● **Task brief**
Copy out all the lines where "Exposure" shows up.

━━━━━ Records supplied ━━━━━

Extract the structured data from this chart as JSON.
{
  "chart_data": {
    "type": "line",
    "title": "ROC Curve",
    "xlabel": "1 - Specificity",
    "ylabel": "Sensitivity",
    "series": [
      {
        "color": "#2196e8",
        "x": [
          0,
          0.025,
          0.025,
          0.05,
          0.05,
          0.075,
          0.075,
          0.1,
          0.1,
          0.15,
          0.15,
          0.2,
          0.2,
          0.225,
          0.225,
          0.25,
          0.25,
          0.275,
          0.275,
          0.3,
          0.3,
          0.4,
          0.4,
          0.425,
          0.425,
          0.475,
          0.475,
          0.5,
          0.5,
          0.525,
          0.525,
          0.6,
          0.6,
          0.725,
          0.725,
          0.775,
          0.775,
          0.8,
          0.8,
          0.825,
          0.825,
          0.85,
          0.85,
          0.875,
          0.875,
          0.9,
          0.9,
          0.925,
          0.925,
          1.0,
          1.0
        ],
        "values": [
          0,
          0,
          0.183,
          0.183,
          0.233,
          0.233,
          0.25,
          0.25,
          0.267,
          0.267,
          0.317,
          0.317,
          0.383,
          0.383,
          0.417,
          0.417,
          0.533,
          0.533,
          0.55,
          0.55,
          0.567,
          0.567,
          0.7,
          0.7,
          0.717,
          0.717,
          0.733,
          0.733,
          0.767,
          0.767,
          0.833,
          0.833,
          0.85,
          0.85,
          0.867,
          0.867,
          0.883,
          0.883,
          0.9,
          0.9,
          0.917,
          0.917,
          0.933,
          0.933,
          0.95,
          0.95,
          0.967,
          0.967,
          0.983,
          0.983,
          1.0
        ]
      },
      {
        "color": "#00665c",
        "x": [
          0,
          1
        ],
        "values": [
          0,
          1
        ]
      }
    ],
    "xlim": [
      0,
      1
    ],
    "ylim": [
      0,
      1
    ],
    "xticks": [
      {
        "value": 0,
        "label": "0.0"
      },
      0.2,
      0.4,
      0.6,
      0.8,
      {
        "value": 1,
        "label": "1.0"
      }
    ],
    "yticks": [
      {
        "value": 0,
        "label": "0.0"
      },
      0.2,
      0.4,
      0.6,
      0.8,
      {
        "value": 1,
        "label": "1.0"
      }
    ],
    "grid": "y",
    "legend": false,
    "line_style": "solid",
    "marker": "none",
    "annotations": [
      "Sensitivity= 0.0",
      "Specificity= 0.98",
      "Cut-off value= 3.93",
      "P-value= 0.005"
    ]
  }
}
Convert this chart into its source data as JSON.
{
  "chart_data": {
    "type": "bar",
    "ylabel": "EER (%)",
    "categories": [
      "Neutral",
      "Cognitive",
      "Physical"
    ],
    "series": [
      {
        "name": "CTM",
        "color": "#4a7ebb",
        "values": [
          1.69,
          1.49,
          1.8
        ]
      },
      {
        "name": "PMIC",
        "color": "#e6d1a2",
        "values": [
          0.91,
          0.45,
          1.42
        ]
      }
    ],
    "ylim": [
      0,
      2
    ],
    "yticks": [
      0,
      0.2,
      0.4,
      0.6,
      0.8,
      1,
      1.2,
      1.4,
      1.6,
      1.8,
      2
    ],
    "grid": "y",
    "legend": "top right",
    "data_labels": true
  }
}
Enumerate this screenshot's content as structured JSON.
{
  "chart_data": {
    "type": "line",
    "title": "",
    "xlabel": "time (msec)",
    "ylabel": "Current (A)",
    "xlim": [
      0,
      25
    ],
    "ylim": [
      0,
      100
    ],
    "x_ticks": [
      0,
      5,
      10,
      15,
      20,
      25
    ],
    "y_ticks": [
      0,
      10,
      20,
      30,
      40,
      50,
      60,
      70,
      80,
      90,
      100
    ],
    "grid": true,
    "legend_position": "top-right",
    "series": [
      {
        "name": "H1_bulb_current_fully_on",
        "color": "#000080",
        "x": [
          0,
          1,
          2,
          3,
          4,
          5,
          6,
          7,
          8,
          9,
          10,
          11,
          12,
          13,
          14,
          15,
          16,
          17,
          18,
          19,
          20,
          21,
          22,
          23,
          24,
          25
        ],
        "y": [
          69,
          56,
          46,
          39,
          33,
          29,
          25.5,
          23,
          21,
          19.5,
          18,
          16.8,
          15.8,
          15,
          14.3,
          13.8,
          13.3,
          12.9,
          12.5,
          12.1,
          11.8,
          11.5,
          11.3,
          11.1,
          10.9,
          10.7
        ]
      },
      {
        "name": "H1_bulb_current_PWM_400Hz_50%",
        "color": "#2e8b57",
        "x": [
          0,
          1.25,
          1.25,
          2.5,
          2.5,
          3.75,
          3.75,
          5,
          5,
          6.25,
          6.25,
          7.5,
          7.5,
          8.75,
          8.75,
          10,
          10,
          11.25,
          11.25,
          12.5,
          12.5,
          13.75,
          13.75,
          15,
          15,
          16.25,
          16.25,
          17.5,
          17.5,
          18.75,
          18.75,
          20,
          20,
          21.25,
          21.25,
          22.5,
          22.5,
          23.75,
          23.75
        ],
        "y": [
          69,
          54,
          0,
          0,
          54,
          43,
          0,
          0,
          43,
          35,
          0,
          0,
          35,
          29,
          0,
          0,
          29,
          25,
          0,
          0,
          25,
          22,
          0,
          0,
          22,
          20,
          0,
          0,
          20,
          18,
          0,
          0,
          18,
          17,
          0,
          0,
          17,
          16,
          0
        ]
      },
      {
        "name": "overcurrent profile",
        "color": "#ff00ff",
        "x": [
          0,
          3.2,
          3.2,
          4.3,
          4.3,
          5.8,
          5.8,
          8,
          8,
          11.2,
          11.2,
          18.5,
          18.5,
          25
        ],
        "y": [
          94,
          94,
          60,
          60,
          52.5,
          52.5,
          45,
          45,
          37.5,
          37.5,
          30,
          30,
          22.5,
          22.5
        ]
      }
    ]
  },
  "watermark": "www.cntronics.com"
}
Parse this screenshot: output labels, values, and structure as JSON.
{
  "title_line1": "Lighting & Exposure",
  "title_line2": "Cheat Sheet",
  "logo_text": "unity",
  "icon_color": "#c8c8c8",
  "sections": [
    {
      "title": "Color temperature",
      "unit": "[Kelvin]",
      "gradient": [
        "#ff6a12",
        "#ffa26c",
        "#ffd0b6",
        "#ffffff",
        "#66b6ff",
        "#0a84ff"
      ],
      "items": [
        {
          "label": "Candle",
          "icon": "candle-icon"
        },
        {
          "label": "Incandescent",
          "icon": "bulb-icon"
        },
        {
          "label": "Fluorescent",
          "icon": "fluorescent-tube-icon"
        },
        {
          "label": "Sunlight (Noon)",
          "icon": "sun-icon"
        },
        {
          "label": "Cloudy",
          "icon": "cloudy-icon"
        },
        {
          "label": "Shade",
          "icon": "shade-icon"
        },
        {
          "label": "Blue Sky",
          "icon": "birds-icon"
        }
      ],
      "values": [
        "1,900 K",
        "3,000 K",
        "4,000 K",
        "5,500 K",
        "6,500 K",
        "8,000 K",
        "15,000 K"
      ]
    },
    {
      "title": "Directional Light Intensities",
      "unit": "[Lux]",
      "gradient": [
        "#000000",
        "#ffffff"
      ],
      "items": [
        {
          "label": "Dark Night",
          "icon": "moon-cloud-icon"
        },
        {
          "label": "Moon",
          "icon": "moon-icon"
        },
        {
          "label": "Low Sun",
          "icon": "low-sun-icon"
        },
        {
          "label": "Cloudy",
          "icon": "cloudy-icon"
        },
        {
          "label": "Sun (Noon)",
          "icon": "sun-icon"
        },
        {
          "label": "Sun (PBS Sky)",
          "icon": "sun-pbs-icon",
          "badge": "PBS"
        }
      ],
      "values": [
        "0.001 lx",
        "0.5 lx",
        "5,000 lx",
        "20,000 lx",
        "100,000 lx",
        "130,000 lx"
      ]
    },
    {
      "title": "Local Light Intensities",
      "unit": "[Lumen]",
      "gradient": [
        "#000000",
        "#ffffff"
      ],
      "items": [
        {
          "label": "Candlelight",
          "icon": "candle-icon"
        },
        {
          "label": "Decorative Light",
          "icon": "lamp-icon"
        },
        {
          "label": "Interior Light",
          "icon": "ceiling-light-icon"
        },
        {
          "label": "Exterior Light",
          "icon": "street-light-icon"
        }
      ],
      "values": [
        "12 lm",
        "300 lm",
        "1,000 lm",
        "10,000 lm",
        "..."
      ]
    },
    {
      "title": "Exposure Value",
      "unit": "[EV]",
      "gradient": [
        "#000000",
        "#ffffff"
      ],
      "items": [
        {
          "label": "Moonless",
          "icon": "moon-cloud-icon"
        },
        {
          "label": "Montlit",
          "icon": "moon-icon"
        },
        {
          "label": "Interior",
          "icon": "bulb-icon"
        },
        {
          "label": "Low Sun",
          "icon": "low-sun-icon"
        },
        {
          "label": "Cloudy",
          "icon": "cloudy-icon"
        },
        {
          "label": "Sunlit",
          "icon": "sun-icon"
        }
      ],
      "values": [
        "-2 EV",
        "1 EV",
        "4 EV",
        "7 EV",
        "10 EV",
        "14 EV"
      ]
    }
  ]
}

━━━━━

● **Expected answer**
  "title_line1": "Lighting & Exposure",
      "title": "Exposure Value",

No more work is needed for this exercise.